### REQUIREMENT
Lines that include the word "后接通电源" are the ones to copy.

[Extracted data entries]
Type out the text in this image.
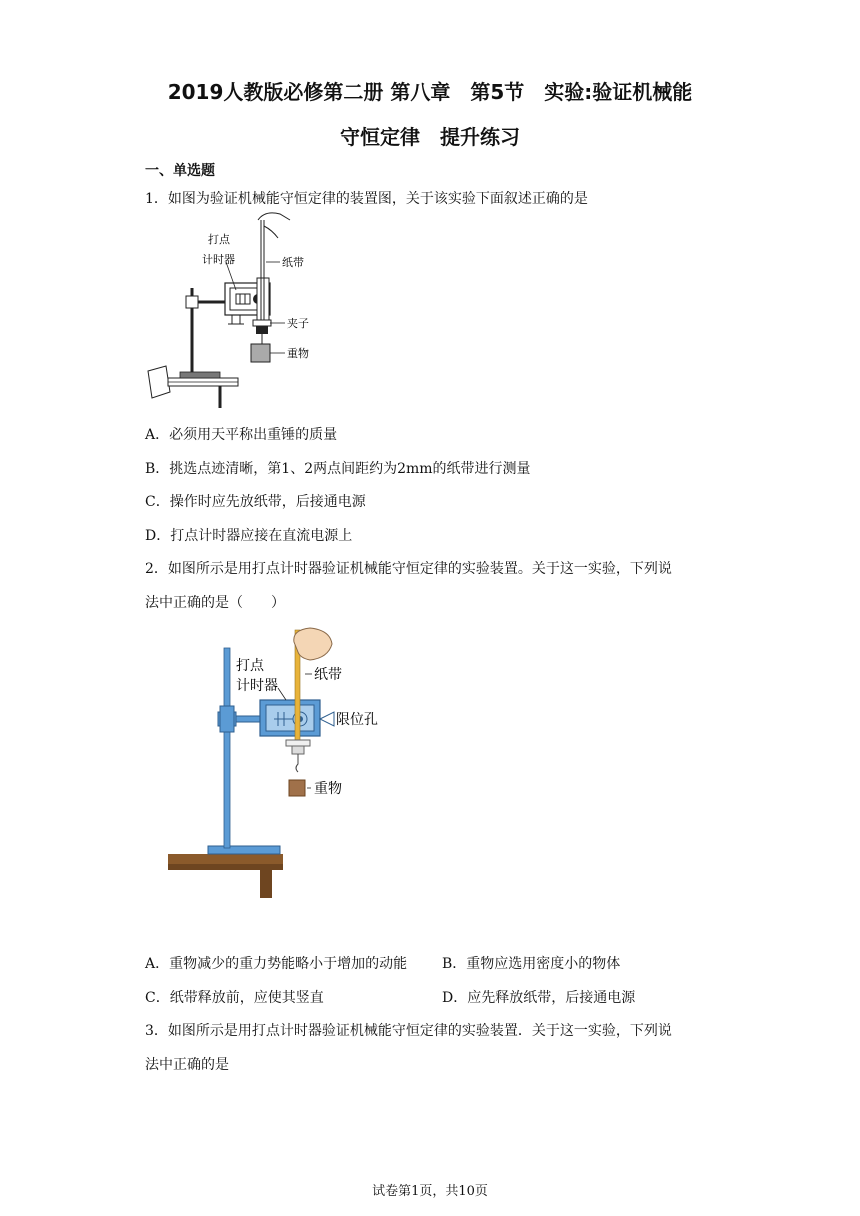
2019人教版必修第二册 第八章　第5节　实验:验证机械能
守恒定律　提升练习
一、单选题
1．如图为验证机械能守恒定律的装置图，关于该实验下面叙述正确的是
打点
计时器	纸带
夹子
重物
A．必须用天平称出重锤的质量
B．挑选点迹清晰，第1、2两点间距约为2mm的纸带进行测量
C．操作时应先放纸带，后接通电源
D．打点计时器应接在直流电源上
2．如图所示是用打点计时器验证机械能守恒定律的实验装置。关于这一实验，下列说
法中正确的是（　　）
打点
计时器
纸带
限位孔
重物
A．重物减少的重力势能略小于增加的动能 B．重物应选用密度小的物体
C．纸带释放前，应使其竖直	D．应先释放纸带，后接通电源
3．如图所示是用打点计时器验证机械能守恒定律的实验装置．关于这一实验，下列说
法中正确的是
试卷第1页，共10页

### RESULT OF THIS TASK
C．操作时应先放纸带，后接通电源
C．纸带释放前，应使其竖直	D．应先释放纸带，后接通电源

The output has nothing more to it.